===== Record extracts

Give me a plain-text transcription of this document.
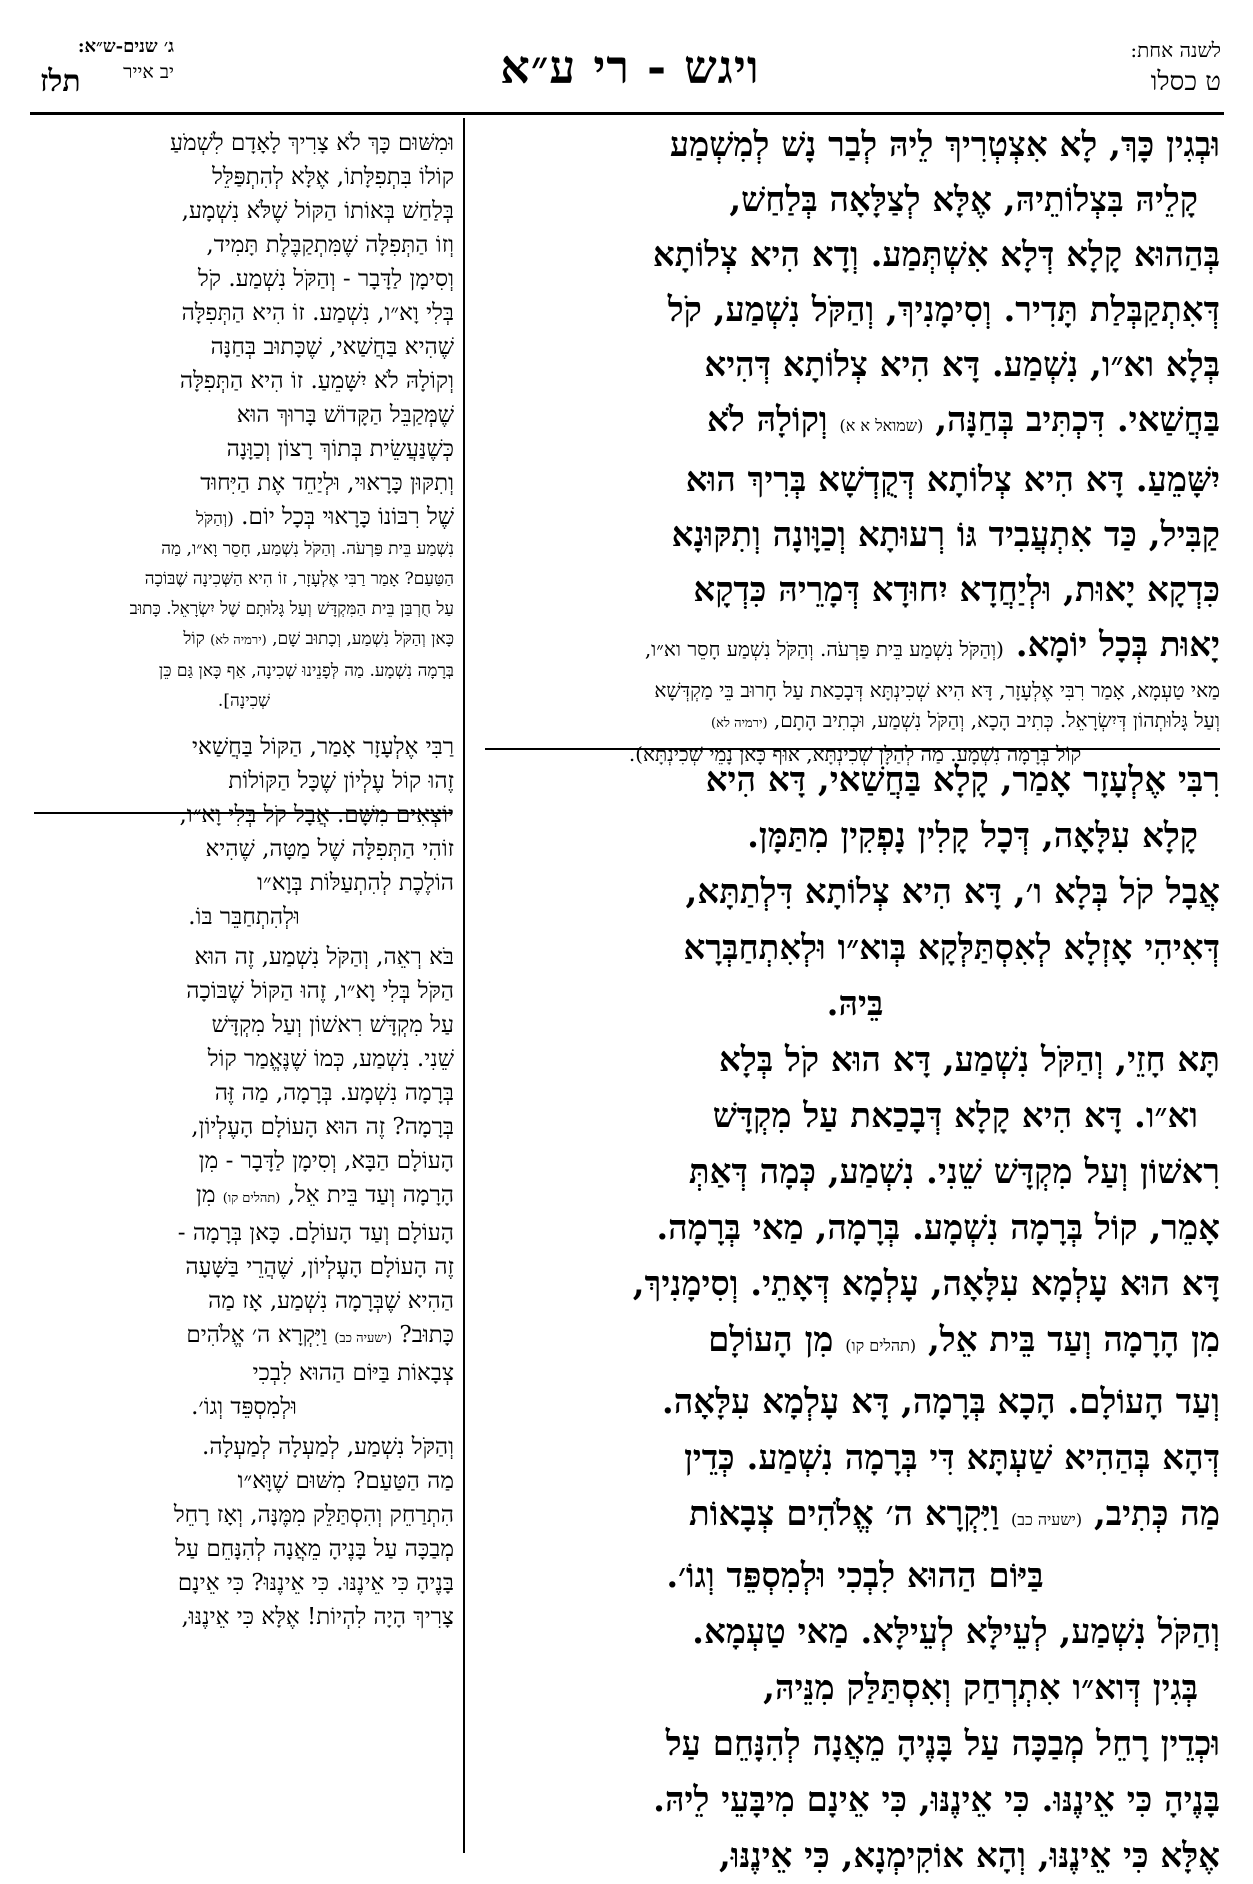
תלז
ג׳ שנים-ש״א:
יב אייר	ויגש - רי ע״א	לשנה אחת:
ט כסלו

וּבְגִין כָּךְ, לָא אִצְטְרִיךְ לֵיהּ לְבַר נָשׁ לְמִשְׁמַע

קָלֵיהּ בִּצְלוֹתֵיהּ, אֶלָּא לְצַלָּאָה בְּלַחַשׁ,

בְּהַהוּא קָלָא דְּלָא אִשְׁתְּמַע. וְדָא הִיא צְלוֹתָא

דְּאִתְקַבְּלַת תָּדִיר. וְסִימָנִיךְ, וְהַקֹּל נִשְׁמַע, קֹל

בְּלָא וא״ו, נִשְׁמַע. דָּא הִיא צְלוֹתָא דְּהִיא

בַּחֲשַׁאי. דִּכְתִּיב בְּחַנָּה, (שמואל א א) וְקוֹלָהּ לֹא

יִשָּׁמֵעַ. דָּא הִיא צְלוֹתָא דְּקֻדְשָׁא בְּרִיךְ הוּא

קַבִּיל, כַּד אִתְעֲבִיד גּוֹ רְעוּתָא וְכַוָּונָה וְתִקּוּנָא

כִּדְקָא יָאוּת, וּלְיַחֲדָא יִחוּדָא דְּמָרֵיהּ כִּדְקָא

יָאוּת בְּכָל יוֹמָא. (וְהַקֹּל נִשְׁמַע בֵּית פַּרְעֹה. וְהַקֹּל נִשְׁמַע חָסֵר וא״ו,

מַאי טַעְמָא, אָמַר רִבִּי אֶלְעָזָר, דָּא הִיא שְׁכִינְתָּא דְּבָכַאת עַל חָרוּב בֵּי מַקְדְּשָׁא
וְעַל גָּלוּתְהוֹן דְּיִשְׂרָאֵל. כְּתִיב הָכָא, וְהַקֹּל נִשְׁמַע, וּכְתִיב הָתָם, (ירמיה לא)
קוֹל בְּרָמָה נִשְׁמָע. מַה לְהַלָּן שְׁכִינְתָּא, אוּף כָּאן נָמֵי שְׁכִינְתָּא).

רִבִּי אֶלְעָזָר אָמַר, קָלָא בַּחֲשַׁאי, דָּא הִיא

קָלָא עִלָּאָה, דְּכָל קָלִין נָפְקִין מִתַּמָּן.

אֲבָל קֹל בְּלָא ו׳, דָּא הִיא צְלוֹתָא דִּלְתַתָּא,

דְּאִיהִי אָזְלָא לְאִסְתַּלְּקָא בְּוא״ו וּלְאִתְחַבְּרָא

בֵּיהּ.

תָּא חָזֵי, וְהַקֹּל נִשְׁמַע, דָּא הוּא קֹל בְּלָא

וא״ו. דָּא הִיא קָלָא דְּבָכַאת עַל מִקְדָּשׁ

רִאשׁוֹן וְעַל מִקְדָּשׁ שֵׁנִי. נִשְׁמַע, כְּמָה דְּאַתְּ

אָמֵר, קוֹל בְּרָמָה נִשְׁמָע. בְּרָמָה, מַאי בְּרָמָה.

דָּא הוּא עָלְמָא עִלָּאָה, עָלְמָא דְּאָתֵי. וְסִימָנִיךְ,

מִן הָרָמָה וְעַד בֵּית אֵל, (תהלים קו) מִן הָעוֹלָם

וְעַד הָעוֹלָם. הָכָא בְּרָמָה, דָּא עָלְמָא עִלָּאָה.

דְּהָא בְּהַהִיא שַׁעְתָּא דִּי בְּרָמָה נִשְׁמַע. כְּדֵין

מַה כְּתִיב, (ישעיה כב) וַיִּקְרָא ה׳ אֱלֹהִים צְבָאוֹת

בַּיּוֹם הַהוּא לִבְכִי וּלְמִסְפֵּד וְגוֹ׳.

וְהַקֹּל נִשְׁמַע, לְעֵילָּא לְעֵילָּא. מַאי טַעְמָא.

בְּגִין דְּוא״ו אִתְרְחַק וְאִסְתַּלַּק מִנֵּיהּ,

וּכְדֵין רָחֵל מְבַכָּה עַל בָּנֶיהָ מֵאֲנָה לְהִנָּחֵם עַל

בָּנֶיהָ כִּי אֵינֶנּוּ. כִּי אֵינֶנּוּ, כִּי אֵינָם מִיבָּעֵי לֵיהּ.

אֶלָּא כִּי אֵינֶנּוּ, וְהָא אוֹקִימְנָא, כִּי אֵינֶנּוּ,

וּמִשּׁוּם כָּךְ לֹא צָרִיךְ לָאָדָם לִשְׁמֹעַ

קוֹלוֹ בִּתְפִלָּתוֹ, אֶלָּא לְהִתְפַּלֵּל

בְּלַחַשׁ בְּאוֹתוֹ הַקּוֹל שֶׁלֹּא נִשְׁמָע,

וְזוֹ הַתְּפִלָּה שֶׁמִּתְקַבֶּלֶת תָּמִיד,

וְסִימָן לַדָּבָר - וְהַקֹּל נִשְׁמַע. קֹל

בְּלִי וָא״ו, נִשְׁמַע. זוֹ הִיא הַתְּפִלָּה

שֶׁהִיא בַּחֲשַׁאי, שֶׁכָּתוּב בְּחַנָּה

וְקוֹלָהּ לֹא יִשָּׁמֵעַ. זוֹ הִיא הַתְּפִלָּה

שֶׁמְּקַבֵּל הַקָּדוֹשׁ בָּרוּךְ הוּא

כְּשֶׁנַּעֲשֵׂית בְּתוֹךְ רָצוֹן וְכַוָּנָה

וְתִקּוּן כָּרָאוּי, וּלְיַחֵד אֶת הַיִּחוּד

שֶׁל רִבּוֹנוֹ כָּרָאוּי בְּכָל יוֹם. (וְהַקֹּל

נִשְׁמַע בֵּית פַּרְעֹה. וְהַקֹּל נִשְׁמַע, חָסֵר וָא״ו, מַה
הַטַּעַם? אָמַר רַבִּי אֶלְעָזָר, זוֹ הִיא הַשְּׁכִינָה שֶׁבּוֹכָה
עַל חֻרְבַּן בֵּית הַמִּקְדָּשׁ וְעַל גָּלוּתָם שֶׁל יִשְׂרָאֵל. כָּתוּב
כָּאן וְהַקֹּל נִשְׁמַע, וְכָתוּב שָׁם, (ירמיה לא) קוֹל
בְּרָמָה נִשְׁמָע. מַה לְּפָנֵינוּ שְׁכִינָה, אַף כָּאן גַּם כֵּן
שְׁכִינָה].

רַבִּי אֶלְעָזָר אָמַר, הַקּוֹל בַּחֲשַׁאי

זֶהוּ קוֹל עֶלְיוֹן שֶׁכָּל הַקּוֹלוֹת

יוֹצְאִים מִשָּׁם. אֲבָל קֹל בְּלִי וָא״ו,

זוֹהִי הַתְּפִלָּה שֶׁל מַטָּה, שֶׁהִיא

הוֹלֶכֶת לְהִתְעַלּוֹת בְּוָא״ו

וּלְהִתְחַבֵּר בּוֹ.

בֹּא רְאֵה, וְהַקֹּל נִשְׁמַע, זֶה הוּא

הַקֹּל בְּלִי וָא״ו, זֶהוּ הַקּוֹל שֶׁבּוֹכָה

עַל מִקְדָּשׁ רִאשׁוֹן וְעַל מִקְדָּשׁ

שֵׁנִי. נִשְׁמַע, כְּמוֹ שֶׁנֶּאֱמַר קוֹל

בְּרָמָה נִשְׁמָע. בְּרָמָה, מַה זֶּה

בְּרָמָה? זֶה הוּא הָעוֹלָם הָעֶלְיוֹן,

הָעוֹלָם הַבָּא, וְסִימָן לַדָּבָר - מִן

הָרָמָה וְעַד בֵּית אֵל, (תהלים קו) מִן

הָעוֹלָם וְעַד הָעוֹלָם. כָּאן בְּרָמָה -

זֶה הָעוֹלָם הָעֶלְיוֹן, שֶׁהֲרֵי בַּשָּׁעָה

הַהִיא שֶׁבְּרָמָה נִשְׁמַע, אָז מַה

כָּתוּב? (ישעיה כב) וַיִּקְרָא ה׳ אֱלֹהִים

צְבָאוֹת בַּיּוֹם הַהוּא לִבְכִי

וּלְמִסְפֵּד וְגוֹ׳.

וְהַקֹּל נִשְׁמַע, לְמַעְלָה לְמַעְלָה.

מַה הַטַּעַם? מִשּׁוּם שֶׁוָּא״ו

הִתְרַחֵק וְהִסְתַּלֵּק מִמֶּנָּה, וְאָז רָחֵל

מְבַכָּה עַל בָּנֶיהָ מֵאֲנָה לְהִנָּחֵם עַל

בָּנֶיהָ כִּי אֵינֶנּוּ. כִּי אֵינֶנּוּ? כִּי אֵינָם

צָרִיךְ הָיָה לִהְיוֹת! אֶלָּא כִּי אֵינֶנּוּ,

==========

# [Requirement]
Pick out each line containing "ישעיה" and report it.

# [Output]
מַה כְּתִיב, (ישעיה כב) וַיִּקְרָא ה׳ אֱלֹהִים צְבָאוֹת
כָּתוּב? (ישעיה כב) וַיִּקְרָא ה׳ אֱלֹהִים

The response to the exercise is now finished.